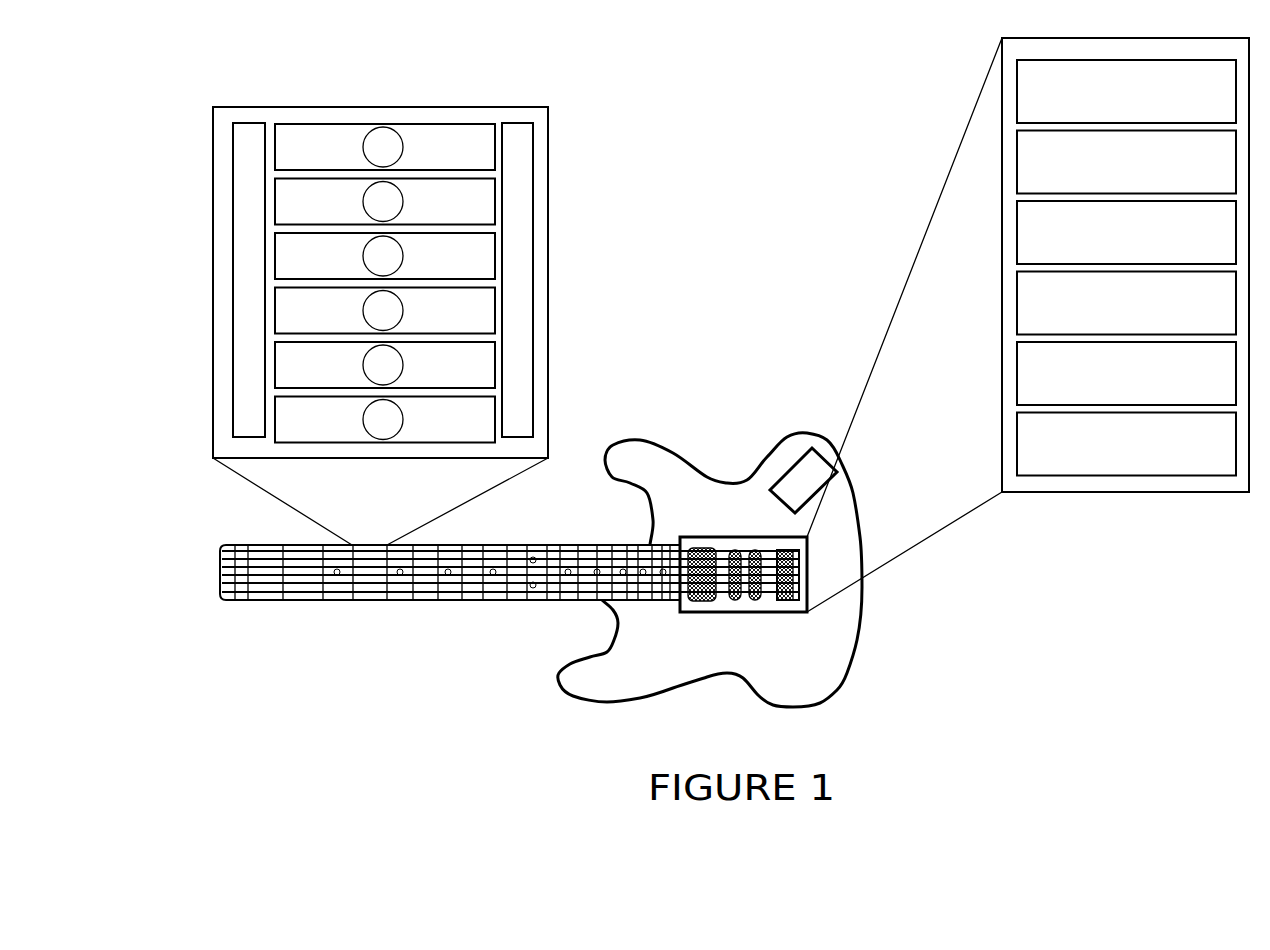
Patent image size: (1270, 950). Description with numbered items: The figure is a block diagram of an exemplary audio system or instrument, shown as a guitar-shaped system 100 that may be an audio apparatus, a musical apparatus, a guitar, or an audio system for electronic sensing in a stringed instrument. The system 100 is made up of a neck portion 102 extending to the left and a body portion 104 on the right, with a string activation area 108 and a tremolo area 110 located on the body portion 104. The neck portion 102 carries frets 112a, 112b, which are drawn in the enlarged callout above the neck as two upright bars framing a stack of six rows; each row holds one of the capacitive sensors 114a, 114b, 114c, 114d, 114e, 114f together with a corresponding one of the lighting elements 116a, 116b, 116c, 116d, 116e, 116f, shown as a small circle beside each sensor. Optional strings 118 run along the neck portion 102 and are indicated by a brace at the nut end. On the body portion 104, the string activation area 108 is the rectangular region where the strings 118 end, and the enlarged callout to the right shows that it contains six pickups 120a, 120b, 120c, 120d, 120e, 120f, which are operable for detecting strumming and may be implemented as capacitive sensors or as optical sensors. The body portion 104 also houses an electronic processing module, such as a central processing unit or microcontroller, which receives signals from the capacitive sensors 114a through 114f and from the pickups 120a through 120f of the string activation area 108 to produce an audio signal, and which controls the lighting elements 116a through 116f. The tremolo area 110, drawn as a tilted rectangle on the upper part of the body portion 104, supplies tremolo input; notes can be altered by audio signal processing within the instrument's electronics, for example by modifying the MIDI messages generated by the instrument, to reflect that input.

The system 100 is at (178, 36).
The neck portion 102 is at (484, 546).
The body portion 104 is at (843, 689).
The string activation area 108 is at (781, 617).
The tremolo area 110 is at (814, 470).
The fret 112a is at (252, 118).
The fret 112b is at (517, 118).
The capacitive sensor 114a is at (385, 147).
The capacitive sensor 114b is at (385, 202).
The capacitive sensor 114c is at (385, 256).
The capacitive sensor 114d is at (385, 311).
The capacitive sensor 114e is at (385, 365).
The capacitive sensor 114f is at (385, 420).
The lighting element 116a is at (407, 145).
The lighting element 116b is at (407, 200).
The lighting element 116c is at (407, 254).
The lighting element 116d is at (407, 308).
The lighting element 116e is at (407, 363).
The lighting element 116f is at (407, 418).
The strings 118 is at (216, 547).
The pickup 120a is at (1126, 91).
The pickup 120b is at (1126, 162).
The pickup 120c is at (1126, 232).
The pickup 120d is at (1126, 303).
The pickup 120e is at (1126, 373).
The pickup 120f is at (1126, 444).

● What you need to do:
Output the records as a numbered list, starting from the beginning and stopping after the line that contains "The capacitive sensor 114a is at (385, 147).". Leave out blank lines and the pictures.

● The result:
1. Patent image size: (1270, 950). Description with numbered items: The figure is a block diagram of an exemplary audio system or instrument, shown as a guitar-shaped system 100 that may be an audio apparatus, a musical apparatus, a guitar, or an audio system for electronic sensing in a stringed instrument. The system 100 is made up of a neck portion 102 extending to the left and a body portion 104 on the right, with a string activation area 108 and a tremolo area 110 located on the body portion 104. The neck portion 102 carries frets 112a, 112b, which are drawn in the enlarged callout above the neck as two upright bars framing a stack of six rows; each row holds one of the capacitive sensors 114a, 114b, 114c, 114d, 114e, 114f together with a corresponding one of the lighting elements 116a, 116b, 116c, 116d, 116e, 116f, shown as a small circle beside each sensor. Optional strings 118 run along the neck portion 102 and are indicated by a brace at the nut end. On the body portion 104, the string activation area 108 is the rectangular region where the strings 118 end, and the enlarged callout to the right shows that it contains six pickups 120a, 120b, 120c, 120d, 120e, 120f, which are operable for detecting strumming and may be implemented as capacitive sensors or as optical sensors. The body portion 104 also houses an electronic processing module, such as a central processing unit or microcontroller, which receives signals from the capacitive sensors 114a through 114f and from the pickups 120a through 120f of the string activation area 108 to produce an audio signal, and which controls the lighting elements 116a through 116f. The tremolo area 110, drawn as a tilted rectangle on the upper part of the body portion 104, supplies tremolo input; notes can be altered by audio signal processing within the instrument's electronics, for example by modifying the MIDI messages generated by the instrument, to reflect that input.
2. The system 100 is at (178, 36).
3. The neck portion 102 is at (484, 546).
4. The body portion 104 is at (843, 689).
5. The string activation area 108 is at (781, 617).
6. The tremolo area 110 is at (814, 470).
7. The fret 112a is at (252, 118).
8. The fret 112b is at (517, 118).
9. The capacitive sensor 114a is at (385, 147).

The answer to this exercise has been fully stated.